#### Task directions:
Would you print the entire listing exactly, leaving nothing out?

#### Excerpted data:

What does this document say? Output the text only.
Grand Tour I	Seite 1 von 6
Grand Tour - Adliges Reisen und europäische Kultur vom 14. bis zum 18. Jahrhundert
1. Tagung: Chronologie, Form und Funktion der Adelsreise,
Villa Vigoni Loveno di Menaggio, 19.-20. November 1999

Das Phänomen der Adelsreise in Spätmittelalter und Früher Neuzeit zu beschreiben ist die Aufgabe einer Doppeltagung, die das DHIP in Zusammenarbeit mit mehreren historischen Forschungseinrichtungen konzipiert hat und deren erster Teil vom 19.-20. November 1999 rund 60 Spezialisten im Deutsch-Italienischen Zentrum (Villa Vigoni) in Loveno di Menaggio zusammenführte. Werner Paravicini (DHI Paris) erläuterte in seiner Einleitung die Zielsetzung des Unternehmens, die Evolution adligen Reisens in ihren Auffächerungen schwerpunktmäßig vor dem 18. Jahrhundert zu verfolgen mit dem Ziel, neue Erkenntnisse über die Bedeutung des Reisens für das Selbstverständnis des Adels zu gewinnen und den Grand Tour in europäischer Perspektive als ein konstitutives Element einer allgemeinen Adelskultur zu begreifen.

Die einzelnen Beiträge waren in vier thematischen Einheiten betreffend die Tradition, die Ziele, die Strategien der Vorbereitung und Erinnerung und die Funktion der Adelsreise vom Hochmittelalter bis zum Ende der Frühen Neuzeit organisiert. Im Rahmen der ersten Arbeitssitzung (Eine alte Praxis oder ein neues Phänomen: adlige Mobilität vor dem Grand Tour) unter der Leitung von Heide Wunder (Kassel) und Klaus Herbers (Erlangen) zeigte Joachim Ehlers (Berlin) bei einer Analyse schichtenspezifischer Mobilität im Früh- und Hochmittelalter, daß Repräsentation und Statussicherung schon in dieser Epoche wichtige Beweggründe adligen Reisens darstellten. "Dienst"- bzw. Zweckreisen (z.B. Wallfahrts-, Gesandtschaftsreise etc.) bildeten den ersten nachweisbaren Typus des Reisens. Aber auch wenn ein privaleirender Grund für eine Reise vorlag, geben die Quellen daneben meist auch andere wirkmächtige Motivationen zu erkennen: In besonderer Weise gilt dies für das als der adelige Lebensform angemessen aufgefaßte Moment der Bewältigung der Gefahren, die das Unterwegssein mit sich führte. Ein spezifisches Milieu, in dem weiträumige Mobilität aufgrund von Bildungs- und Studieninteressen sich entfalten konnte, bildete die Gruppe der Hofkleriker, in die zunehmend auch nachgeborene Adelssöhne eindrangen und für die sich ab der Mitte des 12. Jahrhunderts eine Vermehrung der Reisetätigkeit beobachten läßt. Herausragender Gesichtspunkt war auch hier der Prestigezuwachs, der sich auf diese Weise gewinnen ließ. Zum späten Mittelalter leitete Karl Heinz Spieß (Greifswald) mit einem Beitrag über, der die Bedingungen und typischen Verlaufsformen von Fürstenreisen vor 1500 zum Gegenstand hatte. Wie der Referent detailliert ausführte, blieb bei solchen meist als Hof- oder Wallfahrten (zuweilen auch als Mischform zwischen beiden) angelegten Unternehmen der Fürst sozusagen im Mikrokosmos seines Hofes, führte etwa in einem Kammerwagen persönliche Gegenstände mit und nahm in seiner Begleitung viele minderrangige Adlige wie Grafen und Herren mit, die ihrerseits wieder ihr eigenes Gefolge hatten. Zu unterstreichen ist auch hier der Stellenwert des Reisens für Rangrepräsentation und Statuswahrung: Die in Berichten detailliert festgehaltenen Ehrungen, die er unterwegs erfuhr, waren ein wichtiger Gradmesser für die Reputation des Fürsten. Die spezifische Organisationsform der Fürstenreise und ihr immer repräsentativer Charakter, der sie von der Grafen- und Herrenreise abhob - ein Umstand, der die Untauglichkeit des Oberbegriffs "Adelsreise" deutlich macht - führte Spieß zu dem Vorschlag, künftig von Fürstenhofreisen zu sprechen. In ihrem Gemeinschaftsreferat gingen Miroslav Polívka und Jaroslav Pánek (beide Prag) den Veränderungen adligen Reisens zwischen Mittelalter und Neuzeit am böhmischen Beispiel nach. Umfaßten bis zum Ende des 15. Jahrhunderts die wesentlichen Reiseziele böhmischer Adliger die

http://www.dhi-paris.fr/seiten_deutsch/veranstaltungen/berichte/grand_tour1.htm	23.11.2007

#### Result of the exercise:
What does this document say? Output the text only.
Grand Tour I	Seite 1 von 6
Grand Tour - Adliges Reisen und europäische Kultur vom 14. bis zum 18. Jahrhundert
1. Tagung: Chronologie, Form und Funktion der Adelsreise,
Villa Vigoni Loveno di Menaggio, 19.-20. November 1999

Das Phänomen der Adelsreise in Spätmittelalter und Früher Neuzeit zu beschreiben ist die Aufgabe einer Doppeltagung, die das DHIP in Zusammenarbeit mit mehreren historischen Forschungseinrichtungen konzipiert hat und deren erster Teil vom 19.-20. November 1999 rund 60 Spezialisten im Deutsch-Italienischen Zentrum (Villa Vigoni) in Loveno di Menaggio zusammenführte. Werner Paravicini (DHI Paris) erläuterte in seiner Einleitung die Zielsetzung des Unternehmens, die Evolution adligen Reisens in ihren Auffächerungen schwerpunktmäßig vor dem 18. Jahrhundert zu verfolgen mit dem Ziel, neue Erkenntnisse über die Bedeutung des Reisens für das Selbstverständnis des Adels zu gewinnen und den Grand Tour in europäischer Perspektive als ein konstitutives Element einer allgemeinen Adelskultur zu begreifen.

Die einzelnen Beiträge waren in vier thematischen Einheiten betreffend die Tradition, die Ziele, die Strategien der Vorbereitung und Erinnerung und die Funktion der Adelsreise vom Hochmittelalter bis zum Ende der Frühen Neuzeit organisiert. Im Rahmen der ersten Arbeitssitzung (Eine alte Praxis oder ein neues Phänomen: adlige Mobilität vor dem Grand Tour) unter der Leitung von Heide Wunder (Kassel) und Klaus Herbers (Erlangen) zeigte Joachim Ehlers (Berlin) bei einer Analyse schichtenspezifischer Mobilität im Früh- und Hochmittelalter, daß Repräsentation und Statussicherung schon in dieser Epoche wichtige Beweggründe adligen Reisens darstellten. "Dienst"- bzw. Zweckreisen (z.B. Wallfahrts-, Gesandtschaftsreise etc.) bildeten den ersten nachweisbaren Typus des Reisens. Aber auch wenn ein privaleirender Grund für eine Reise vorlag, geben die Quellen daneben meist auch andere wirkmächtige Motivationen zu erkennen: In besonderer Weise gilt dies für das als der adelige Lebensform angemessen aufgefaßte Moment der Bewältigung der Gefahren, die das Unterwegssein mit sich führte. Ein spezifisches Milieu, in dem weiträumige Mobilität aufgrund von Bildungs- und Studieninteressen sich entfalten konnte, bildete die Gruppe der Hofkleriker, in die zunehmend auch nachgeborene Adelssöhne eindrangen und für die sich ab der Mitte des 12. Jahrhunderts eine Vermehrung der Reisetätigkeit beobachten läßt. Herausragender Gesichtspunkt war auch hier der Prestigezuwachs, der sich auf diese Weise gewinnen ließ. Zum späten Mittelalter leitete Karl Heinz Spieß (Greifswald) mit einem Beitrag über, der die Bedingungen und typischen Verlaufsformen von Fürstenreisen vor 1500 zum Gegenstand hatte. Wie der Referent detailliert ausführte, blieb bei solchen meist als Hof- oder Wallfahrten (zuweilen auch als Mischform zwischen beiden) angelegten Unternehmen der Fürst sozusagen im Mikrokosmos seines Hofes, führte etwa in einem Kammerwagen persönliche Gegenstände mit und nahm in seiner Begleitung viele minderrangige Adlige wie Grafen und Herren mit, die ihrerseits wieder ihr eigenes Gefolge hatten. Zu unterstreichen ist auch hier der Stellenwert des Reisens für Rangrepräsentation und Statuswahrung: Die in Berichten detailliert festgehaltenen Ehrungen, die er unterwegs erfuhr, waren ein wichtiger Gradmesser für die Reputation des Fürsten. Die spezifische Organisationsform der Fürstenreise und ihr immer repräsentativer Charakter, der sie von der Grafen- und Herrenreise abhob - ein Umstand, der die Untauglichkeit des Oberbegriffs "Adelsreise" deutlich macht - führte Spieß zu dem Vorschlag, künftig von Fürstenhofreisen zu sprechen. In ihrem Gemeinschaftsreferat gingen Miroslav Polívka und Jaroslav Pánek (beide Prag) den Veränderungen adligen Reisens zwischen Mittelalter und Neuzeit am böhmischen Beispiel nach. Umfaßten bis zum Ende des 15. Jahrhunderts die wesentlichen Reiseziele böhmischer Adliger die

http://www.dhi-paris.fr/seiten_deutsch/veranstaltungen/berichte/grand_tour1.htm	23.11.2007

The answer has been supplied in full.